Excerpted data:
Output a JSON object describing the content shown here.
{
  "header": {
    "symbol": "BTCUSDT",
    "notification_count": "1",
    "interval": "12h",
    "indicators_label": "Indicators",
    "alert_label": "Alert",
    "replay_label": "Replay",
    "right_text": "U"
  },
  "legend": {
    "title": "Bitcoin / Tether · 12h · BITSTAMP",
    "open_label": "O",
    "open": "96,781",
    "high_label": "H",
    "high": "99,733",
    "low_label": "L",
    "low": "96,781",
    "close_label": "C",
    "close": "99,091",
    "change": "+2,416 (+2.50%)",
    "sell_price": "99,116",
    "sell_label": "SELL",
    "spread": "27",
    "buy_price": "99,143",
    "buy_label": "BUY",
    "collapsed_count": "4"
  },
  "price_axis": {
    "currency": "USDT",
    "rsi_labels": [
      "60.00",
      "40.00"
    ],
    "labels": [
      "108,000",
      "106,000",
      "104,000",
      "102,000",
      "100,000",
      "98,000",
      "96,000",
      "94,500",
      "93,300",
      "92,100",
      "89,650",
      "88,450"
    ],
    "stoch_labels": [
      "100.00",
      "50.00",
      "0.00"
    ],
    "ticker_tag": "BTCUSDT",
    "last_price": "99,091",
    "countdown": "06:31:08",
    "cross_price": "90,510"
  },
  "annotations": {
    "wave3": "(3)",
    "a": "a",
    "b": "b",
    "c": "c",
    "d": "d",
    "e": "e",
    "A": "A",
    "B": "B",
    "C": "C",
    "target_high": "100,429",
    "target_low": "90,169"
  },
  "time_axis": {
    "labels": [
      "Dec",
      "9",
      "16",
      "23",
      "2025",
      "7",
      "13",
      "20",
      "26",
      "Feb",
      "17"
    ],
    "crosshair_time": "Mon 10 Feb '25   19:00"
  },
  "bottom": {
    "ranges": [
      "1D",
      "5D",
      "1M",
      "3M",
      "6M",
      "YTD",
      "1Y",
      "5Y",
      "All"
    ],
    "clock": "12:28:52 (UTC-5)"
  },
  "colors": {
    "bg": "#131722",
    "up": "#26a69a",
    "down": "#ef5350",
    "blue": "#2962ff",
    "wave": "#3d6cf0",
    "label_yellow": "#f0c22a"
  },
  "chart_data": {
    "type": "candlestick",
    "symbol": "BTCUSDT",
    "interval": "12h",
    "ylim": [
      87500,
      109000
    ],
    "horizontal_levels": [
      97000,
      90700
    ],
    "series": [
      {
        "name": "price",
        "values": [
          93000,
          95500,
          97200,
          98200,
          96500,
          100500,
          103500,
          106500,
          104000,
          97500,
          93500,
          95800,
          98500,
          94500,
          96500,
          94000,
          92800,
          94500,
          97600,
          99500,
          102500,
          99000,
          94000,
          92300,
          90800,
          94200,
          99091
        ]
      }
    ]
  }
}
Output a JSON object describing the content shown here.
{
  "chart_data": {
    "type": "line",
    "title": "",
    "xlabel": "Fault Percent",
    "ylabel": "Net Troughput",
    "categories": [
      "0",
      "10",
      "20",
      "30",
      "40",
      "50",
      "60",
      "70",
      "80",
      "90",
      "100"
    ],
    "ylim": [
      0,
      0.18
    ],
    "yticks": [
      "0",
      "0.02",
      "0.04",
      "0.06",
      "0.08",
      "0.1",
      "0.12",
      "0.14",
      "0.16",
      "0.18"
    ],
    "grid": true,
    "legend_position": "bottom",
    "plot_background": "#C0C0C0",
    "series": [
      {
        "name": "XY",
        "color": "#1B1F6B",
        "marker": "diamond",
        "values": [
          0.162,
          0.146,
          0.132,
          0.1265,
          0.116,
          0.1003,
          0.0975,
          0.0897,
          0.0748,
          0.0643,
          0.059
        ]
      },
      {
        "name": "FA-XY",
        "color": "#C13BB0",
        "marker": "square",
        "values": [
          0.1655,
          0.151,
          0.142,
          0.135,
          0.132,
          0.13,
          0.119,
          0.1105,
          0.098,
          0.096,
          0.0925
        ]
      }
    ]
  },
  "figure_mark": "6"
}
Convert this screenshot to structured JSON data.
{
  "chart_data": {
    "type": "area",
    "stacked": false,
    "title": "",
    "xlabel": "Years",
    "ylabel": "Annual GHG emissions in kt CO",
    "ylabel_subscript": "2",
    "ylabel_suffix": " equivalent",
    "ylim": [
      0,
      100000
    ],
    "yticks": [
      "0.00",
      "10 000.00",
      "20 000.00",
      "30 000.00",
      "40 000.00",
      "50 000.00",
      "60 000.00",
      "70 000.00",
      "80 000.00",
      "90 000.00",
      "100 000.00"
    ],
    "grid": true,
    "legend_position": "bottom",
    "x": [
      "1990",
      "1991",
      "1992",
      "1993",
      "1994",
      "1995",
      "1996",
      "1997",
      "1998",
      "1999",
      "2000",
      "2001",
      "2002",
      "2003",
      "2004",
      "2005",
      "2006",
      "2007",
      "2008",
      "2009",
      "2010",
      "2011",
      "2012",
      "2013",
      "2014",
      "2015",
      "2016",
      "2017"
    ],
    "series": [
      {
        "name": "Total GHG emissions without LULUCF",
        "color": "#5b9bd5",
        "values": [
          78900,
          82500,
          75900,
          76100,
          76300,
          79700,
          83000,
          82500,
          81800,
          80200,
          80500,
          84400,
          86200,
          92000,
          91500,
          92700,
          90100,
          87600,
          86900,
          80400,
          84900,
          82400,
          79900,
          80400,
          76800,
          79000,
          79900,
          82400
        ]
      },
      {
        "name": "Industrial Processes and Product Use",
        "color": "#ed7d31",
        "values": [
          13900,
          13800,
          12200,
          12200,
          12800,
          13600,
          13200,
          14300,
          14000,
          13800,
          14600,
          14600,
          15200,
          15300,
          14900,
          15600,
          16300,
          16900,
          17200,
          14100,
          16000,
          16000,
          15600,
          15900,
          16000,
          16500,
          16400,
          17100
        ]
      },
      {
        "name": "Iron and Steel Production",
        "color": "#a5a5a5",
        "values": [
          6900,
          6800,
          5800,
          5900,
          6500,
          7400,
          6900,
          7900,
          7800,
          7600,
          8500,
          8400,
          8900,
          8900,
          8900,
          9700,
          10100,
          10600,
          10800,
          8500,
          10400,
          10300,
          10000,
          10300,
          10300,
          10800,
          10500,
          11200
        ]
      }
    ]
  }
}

Aim: Recopy the entries above in their entirety, exactly.

Complete answer:
Output a JSON object describing the content shown here.
{
  "header": {
    "symbol": "BTCUSDT",
    "notification_count": "1",
    "interval": "12h",
    "indicators_label": "Indicators",
    "alert_label": "Alert",
    "replay_label": "Replay",
    "right_text": "U"
  },
  "legend": {
    "title": "Bitcoin / Tether · 12h · BITSTAMP",
    "open_label": "O",
    "open": "96,781",
    "high_label": "H",
    "high": "99,733",
    "low_label": "L",
    "low": "96,781",
    "close_label": "C",
    "close": "99,091",
    "change": "+2,416 (+2.50%)",
    "sell_price": "99,116",
    "sell_label": "SELL",
    "spread": "27",
    "buy_price": "99,143",
    "buy_label": "BUY",
    "collapsed_count": "4"
  },
  "price_axis": {
    "currency": "USDT",
    "rsi_labels": [
      "60.00",
      "40.00"
    ],
    "labels": [
      "108,000",
      "106,000",
      "104,000",
      "102,000",
      "100,000",
      "98,000",
      "96,000",
      "94,500",
      "93,300",
      "92,100",
      "89,650",
      "88,450"
    ],
    "stoch_labels": [
      "100.00",
      "50.00",
      "0.00"
    ],
    "ticker_tag": "BTCUSDT",
    "last_price": "99,091",
    "countdown": "06:31:08",
    "cross_price": "90,510"
  },
  "annotations": {
    "wave3": "(3)",
    "a": "a",
    "b": "b",
    "c": "c",
    "d": "d",
    "e": "e",
    "A": "A",
    "B": "B",
    "C": "C",
    "target_high": "100,429",
    "target_low": "90,169"
  },
  "time_axis": {
    "labels": [
      "Dec",
      "9",
      "16",
      "23",
      "2025",
      "7",
      "13",
      "20",
      "26",
      "Feb",
      "17"
    ],
    "crosshair_time": "Mon 10 Feb '25   19:00"
  },
  "bottom": {
    "ranges": [
      "1D",
      "5D",
      "1M",
      "3M",
      "6M",
      "YTD",
      "1Y",
      "5Y",
      "All"
    ],
    "clock": "12:28:52 (UTC-5)"
  },
  "colors": {
    "bg": "#131722",
    "up": "#26a69a",
    "down": "#ef5350",
    "blue": "#2962ff",
    "wave": "#3d6cf0",
    "label_yellow": "#f0c22a"
  },
  "chart_data": {
    "type": "candlestick",
    "symbol": "BTCUSDT",
    "interval": "12h",
    "ylim": [
      87500,
      109000
    ],
    "horizontal_levels": [
      97000,
      90700
    ],
    "series": [
      {
        "name": "price",
        "values": [
          93000,
          95500,
          97200,
          98200,
          96500,
          100500,
          103500,
          106500,
          104000,
          97500,
          93500,
          95800,
          98500,
          94500,
          96500,
          94000,
          92800,
          94500,
          97600,
          99500,
          102500,
          99000,
          94000,
          92300,
          90800,
          94200,
          99091
        ]
      }
    ]
  }
}
Output a JSON object describing the content shown here.
{
  "chart_data": {
    "type": "line",
    "title": "",
    "xlabel": "Fault Percent",
    "ylabel": "Net Troughput",
    "categories": [
      "0",
      "10",
      "20",
      "30",
      "40",
      "50",
      "60",
      "70",
      "80",
      "90",
      "100"
    ],
    "ylim": [
      0,
      0.18
    ],
    "yticks": [
      "0",
      "0.02",
      "0.04",
      "0.06",
      "0.08",
      "0.1",
      "0.12",
      "0.14",
      "0.16",
      "0.18"
    ],
    "grid": true,
    "legend_position": "bottom",
    "plot_background": "#C0C0C0",
    "series": [
      {
        "name": "XY",
        "color": "#1B1F6B",
        "marker": "diamond",
        "values": [
          0.162,
          0.146,
          0.132,
          0.1265,
          0.116,
          0.1003,
          0.0975,
          0.0897,
          0.0748,
          0.0643,
          0.059
        ]
      },
      {
        "name": "FA-XY",
        "color": "#C13BB0",
        "marker": "square",
        "values": [
          0.1655,
          0.151,
          0.142,
          0.135,
          0.132,
          0.13,
          0.119,
          0.1105,
          0.098,
          0.096,
          0.0925
        ]
      }
    ]
  },
  "figure_mark": "6"
}
Convert this screenshot to structured JSON data.
{
  "chart_data": {
    "type": "area",
    "stacked": false,
    "title": "",
    "xlabel": "Years",
    "ylabel": "Annual GHG emissions in kt CO",
    "ylabel_subscript": "2",
    "ylabel_suffix": " equivalent",
    "ylim": [
      0,
      100000
    ],
    "yticks": [
      "0.00",
      "10 000.00",
      "20 000.00",
      "30 000.00",
      "40 000.00",
      "50 000.00",
      "60 000.00",
      "70 000.00",
      "80 000.00",
      "90 000.00",
      "100 000.00"
    ],
    "grid": true,
    "legend_position": "bottom",
    "x": [
      "1990",
      "1991",
      "1992",
      "1993",
      "1994",
      "1995",
      "1996",
      "1997",
      "1998",
      "1999",
      "2000",
      "2001",
      "2002",
      "2003",
      "2004",
      "2005",
      "2006",
      "2007",
      "2008",
      "2009",
      "2010",
      "2011",
      "2012",
      "2013",
      "2014",
      "2015",
      "2016",
      "2017"
    ],
    "series": [
      {
        "name": "Total GHG emissions without LULUCF",
        "color": "#5b9bd5",
        "values": [
          78900,
          82500,
          75900,
          76100,
          76300,
          79700,
          83000,
          82500,
          81800,
          80200,
          80500,
          84400,
          86200,
          92000,
          91500,
          92700,
          90100,
          87600,
          86900,
          80400,
          84900,
          82400,
          79900,
          80400,
          76800,
          79000,
          79900,
          82400
        ]
      },
      {
        "name": "Industrial Processes and Product Use",
        "color": "#ed7d31",
        "values": [
          13900,
          13800,
          12200,
          12200,
          12800,
          13600,
          13200,
          14300,
          14000,
          13800,
          14600,
          14600,
          15200,
          15300,
          14900,
          15600,
          16300,
          16900,
          17200,
          14100,
          16000,
          16000,
          15600,
          15900,
          16000,
          16500,
          16400,
          17100
        ]
      },
      {
        "name": "Iron and Steel Production",
        "color": "#a5a5a5",
        "values": [
          6900,
          6800,
          5800,
          5900,
          6500,
          7400,
          6900,
          7900,
          7800,
          7600,
          8500,
          8400,
          8900,
          8900,
          8900,
          9700,
          10100,
          10600,
          10800,
          8500,
          10400,
          10300,
          10000,
          10300,
          10300,
          10800,
          10500,
          11200
        ]
      }
    ]
  }
}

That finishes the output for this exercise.